JOB:
Without the pictures, output the records below word for word.
======== DATA SHOWN
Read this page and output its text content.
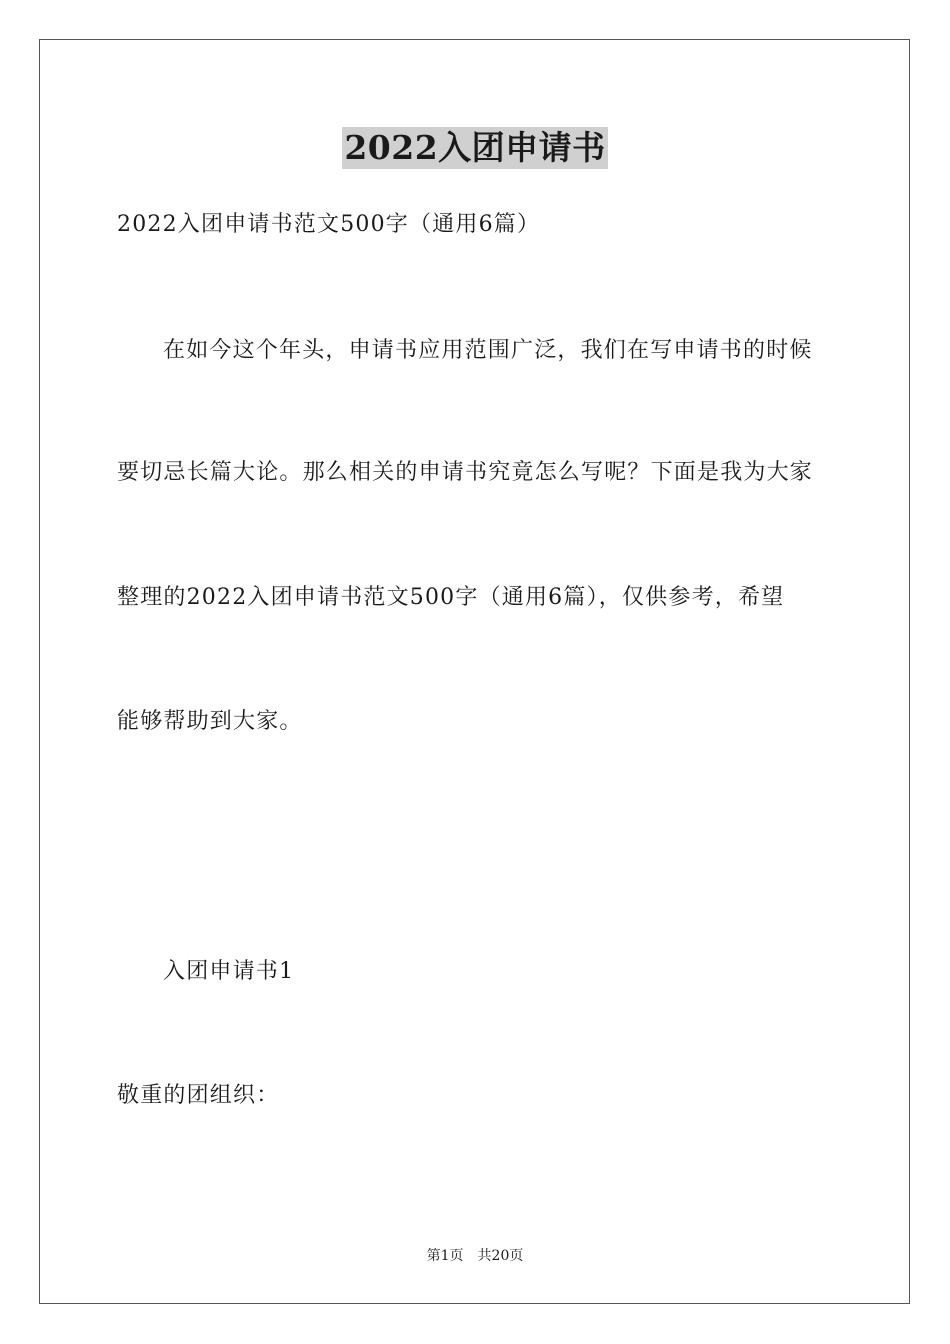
2022入团申请书
2022入团申请书范文500字（通用6篇）
在如今这个年头，申请书应用范围广泛，我们在写申请书的时候
要切忌长篇大论。那么相关的申请书究竟怎么写呢？下面是我为大家
整理的2022入团申请书范文500字（通用6篇），仅供参考，希望
能够帮助到大家。
入团申请书1
敬重的团组织：
第1页　共20页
================
WRITTEN ANSWER:
Read this page and output its text content.
2022入团申请书
2022入团申请书范文500字（通用6篇）
在如今这个年头，申请书应用范围广泛，我们在写申请书的时候
要切忌长篇大论。那么相关的申请书究竟怎么写呢？下面是我为大家
整理的2022入团申请书范文500字（通用6篇），仅供参考，希望
能够帮助到大家。
入团申请书1
敬重的团组织：
第1页　共20页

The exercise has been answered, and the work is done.